TASK DESCRIPTION: Return each line of the records holding the string "xlabel".

MATERIAL PROVIDED:
#####
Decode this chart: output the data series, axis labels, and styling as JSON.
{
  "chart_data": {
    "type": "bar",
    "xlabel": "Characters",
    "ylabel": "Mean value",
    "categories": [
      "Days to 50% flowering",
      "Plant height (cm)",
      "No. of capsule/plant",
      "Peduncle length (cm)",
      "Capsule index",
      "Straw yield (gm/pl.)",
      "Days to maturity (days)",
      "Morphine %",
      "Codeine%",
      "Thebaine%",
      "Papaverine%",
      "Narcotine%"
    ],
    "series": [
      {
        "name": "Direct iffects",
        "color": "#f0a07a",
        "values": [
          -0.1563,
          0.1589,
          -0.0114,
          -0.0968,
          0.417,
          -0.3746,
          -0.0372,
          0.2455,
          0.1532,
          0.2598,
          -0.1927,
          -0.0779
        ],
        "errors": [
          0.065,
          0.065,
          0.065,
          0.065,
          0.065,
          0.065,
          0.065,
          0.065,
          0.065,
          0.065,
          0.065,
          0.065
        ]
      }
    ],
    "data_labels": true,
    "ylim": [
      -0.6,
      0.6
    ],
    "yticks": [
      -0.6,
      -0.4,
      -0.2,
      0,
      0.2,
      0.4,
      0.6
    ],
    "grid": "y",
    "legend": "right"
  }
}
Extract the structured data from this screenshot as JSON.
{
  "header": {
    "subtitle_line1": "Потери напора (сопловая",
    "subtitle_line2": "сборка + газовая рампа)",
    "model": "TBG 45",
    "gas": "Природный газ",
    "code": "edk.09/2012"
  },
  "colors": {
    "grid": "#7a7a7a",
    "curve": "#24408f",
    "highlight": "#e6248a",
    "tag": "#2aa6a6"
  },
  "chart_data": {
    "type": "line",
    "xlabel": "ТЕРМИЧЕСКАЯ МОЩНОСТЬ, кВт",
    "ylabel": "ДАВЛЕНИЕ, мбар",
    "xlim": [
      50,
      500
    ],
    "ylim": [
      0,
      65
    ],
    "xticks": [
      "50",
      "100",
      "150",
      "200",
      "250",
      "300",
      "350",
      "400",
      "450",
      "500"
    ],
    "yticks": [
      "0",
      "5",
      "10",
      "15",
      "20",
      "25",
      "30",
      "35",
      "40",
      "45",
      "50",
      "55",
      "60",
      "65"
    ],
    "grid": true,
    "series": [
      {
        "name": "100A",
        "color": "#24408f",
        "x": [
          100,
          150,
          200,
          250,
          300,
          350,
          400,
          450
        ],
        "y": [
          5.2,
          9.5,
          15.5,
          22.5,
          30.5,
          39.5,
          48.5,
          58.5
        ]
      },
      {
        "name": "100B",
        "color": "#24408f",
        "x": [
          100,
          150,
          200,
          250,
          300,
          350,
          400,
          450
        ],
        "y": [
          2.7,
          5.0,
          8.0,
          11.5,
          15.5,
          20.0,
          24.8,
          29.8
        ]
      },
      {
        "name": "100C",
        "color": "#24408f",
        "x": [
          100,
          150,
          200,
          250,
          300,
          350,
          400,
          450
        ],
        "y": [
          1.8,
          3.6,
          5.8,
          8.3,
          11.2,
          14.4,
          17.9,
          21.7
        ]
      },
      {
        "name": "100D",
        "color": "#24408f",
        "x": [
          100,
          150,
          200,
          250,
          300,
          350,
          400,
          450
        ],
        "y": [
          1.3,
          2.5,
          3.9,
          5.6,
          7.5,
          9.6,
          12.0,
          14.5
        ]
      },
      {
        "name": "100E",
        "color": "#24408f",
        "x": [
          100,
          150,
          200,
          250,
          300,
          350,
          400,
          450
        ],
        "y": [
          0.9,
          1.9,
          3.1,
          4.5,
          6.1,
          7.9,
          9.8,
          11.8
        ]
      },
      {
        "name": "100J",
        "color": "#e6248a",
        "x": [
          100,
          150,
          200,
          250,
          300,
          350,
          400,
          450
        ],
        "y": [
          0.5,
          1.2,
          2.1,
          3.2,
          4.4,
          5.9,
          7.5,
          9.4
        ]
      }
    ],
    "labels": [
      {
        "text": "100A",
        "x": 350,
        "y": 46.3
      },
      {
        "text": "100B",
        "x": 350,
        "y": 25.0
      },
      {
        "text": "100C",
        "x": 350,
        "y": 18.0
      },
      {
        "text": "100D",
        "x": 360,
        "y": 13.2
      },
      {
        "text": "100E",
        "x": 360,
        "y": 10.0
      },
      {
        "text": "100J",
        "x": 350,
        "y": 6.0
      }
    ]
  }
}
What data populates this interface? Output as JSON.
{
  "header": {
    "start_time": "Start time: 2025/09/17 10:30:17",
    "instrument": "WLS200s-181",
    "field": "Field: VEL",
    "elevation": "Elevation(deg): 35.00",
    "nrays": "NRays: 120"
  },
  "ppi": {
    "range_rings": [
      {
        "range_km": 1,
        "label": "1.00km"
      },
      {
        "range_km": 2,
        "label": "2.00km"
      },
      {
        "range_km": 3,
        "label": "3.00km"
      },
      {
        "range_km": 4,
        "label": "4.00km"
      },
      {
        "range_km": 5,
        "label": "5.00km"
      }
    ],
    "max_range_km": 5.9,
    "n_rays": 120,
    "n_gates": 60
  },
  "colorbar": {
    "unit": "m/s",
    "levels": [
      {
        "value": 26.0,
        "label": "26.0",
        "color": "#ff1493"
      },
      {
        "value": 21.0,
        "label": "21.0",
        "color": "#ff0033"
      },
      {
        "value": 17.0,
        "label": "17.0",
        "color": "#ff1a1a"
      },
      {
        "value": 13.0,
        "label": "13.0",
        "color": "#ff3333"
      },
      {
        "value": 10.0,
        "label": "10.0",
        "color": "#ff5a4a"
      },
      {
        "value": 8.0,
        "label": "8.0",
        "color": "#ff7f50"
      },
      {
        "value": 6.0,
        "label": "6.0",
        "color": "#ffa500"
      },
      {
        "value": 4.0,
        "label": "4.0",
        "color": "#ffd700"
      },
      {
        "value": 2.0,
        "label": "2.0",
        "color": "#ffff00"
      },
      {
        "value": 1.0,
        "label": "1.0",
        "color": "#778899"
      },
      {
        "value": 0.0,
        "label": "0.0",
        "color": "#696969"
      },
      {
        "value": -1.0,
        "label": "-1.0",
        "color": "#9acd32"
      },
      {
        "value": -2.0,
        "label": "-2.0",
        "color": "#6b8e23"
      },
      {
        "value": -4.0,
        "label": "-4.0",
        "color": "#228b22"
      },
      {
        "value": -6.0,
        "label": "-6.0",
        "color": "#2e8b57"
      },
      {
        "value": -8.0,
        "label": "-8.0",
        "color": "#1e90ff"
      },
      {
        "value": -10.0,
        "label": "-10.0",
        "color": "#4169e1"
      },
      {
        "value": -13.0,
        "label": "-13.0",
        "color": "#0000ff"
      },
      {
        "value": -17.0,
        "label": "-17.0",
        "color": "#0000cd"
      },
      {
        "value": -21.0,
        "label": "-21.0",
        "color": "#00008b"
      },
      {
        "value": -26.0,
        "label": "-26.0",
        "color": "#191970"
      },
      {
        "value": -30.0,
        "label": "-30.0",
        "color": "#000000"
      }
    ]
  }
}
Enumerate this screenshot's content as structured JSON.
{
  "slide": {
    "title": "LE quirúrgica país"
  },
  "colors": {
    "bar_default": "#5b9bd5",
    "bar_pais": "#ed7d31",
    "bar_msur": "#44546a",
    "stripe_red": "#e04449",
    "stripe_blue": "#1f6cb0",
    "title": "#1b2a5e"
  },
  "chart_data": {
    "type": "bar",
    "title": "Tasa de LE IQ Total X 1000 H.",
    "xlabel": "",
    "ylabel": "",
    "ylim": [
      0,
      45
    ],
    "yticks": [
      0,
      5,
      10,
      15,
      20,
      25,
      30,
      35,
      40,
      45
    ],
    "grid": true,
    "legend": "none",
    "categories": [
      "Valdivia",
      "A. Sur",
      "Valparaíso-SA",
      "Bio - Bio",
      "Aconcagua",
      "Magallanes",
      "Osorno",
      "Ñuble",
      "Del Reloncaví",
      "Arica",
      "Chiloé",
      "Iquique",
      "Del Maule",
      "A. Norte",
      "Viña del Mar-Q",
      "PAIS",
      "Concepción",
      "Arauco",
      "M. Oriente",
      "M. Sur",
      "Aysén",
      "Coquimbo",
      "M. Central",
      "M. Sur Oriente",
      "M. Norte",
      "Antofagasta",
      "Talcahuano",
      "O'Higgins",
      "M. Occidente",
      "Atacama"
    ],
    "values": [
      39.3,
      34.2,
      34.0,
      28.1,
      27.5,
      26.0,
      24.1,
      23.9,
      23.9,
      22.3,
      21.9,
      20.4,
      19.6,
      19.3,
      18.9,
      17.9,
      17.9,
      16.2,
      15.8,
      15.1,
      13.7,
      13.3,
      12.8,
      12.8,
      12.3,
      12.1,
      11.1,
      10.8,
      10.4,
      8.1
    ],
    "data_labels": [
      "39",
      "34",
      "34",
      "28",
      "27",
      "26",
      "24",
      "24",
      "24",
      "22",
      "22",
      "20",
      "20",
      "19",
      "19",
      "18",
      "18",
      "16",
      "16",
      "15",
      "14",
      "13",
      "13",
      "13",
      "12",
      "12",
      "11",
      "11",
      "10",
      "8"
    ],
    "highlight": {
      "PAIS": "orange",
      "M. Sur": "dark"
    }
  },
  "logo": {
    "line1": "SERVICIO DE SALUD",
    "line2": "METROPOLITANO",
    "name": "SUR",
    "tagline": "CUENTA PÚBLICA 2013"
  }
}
#####
RESULT OF THIS EXERCISE:
    "xlabel": "Characters",
    "xlabel": "ТЕРМИЧЕСКАЯ МОЩНОСТЬ, кВт",
    "xlabel": "",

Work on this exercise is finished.